## INFORMATION SUPPLIED
■ ■ ■ ■ ■ ■ ■

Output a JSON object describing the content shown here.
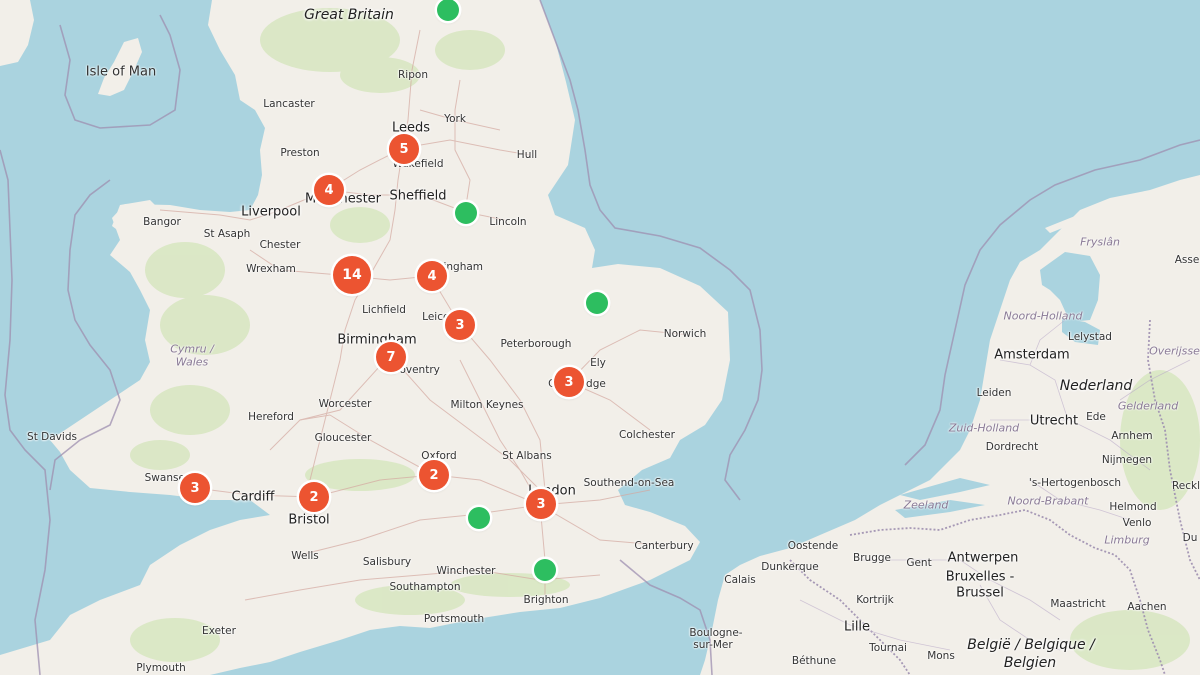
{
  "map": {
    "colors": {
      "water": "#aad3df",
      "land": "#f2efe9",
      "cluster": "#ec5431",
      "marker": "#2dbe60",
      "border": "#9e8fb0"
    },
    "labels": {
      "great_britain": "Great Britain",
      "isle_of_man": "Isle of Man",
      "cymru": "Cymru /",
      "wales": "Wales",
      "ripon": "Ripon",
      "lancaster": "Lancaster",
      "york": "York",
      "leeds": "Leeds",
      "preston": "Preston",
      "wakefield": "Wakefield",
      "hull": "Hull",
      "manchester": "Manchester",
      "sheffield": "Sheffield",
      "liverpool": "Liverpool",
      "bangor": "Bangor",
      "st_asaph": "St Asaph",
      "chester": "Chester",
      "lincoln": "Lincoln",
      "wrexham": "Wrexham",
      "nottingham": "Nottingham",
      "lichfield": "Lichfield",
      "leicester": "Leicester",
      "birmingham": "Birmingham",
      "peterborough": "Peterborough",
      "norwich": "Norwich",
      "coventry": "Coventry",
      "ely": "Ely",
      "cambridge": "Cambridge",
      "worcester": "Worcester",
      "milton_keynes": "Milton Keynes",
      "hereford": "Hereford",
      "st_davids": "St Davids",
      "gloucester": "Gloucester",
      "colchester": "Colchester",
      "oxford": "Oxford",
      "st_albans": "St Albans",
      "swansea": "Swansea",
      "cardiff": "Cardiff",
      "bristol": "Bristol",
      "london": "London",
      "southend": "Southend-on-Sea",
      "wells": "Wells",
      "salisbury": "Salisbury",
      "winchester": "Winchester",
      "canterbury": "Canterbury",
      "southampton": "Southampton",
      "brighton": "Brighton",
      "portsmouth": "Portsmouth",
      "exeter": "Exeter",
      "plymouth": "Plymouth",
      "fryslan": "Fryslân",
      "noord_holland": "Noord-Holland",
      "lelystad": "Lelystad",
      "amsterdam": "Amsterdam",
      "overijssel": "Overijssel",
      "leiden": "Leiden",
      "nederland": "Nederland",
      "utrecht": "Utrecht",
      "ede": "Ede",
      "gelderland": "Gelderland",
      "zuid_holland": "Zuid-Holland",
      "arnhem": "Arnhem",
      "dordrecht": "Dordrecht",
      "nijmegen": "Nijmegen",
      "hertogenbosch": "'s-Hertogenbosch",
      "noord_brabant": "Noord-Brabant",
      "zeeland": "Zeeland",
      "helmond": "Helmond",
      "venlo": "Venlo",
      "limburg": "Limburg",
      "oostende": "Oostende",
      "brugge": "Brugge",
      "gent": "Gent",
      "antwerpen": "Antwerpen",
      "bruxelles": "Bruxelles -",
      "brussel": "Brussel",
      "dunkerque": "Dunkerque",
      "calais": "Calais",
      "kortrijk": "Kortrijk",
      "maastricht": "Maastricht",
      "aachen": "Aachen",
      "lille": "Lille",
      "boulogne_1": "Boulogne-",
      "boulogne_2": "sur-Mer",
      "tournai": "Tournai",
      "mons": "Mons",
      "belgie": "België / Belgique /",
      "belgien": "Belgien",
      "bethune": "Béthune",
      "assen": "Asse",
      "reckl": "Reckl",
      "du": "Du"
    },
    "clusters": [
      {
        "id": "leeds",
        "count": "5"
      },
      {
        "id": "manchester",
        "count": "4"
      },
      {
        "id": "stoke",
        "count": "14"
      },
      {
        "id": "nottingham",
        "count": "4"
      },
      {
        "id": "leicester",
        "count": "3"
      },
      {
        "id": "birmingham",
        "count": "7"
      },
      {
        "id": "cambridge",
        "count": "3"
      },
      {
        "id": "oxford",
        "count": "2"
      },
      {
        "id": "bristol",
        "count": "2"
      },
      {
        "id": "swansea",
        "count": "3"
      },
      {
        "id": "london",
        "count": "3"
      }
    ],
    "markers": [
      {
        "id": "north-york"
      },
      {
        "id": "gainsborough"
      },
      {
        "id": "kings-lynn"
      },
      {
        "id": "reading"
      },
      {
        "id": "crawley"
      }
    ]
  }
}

■ ■ ■ ■ ■ ■ ■

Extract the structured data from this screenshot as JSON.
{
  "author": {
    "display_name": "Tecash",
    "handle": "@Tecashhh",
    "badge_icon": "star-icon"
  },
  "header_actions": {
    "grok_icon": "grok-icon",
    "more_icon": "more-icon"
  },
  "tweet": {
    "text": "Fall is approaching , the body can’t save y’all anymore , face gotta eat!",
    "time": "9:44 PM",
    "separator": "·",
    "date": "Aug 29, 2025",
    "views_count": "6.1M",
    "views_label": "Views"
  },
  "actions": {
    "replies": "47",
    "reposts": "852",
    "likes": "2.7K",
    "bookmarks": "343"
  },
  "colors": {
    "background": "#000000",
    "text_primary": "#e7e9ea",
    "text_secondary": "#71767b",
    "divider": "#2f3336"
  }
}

■ ■ ■ ■ ■ ■ ■

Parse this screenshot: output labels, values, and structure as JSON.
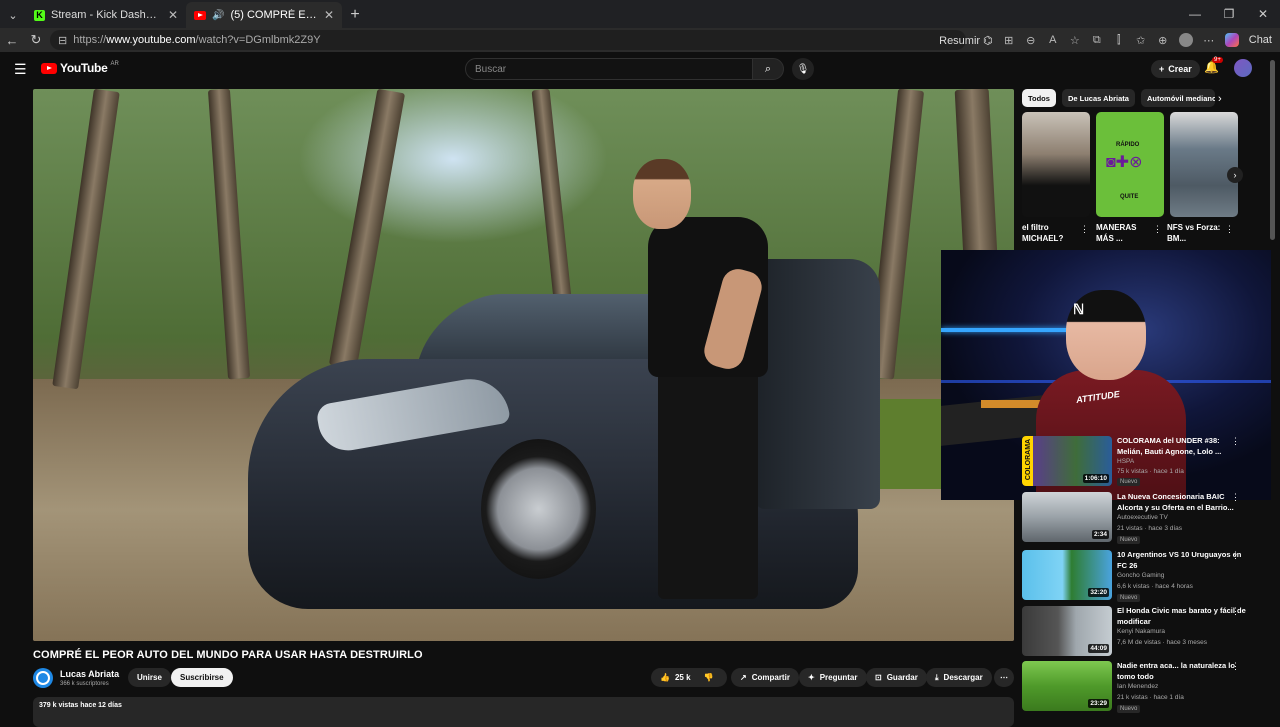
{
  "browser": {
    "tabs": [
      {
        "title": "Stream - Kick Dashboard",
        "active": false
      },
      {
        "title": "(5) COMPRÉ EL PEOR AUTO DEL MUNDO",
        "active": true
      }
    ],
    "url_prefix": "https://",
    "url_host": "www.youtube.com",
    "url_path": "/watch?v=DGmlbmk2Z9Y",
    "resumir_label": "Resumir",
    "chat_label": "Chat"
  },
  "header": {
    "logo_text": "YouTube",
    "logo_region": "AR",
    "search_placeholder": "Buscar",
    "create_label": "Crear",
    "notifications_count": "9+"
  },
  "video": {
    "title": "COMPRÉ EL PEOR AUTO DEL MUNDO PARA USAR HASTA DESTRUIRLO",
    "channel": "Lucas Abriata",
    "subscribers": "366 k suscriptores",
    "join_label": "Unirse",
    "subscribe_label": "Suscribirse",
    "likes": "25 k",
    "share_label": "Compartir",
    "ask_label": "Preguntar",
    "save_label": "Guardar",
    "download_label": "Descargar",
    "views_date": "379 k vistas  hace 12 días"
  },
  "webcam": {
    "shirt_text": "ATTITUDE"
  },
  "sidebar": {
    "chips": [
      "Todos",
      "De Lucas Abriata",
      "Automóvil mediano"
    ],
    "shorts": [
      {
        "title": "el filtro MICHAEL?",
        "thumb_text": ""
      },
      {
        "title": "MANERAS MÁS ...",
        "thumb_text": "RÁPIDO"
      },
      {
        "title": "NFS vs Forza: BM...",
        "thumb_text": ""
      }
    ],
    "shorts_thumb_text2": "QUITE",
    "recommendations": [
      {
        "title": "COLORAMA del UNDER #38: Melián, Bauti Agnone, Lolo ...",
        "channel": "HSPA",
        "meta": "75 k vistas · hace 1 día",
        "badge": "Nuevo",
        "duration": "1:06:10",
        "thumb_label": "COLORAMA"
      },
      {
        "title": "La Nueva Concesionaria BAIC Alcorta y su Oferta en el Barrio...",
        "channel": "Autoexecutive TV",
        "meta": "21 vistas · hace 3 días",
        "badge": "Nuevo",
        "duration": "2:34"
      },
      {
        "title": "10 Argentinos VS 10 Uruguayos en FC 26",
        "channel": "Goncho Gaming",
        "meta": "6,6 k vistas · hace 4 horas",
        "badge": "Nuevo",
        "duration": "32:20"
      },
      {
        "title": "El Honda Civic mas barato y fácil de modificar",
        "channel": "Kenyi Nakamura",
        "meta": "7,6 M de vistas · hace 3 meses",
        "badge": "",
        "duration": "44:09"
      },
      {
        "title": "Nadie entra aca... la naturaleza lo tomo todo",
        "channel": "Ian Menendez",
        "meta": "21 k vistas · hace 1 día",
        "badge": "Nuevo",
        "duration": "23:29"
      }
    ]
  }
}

■ ■ ■ ■ ■ ■ ■

## WHAT THIS TASK INVOLVES
Write out every line from the entries where "channel" appears.

## CORRECT RESPONSE
    "channel": "Lucas Abriata",
        "channel": "HSPA",
        "channel": "Autoexecutive TV",
        "channel": "Goncho Gaming",
        "channel": "Kenyi Nakamura",
        "channel": "Ian Menendez",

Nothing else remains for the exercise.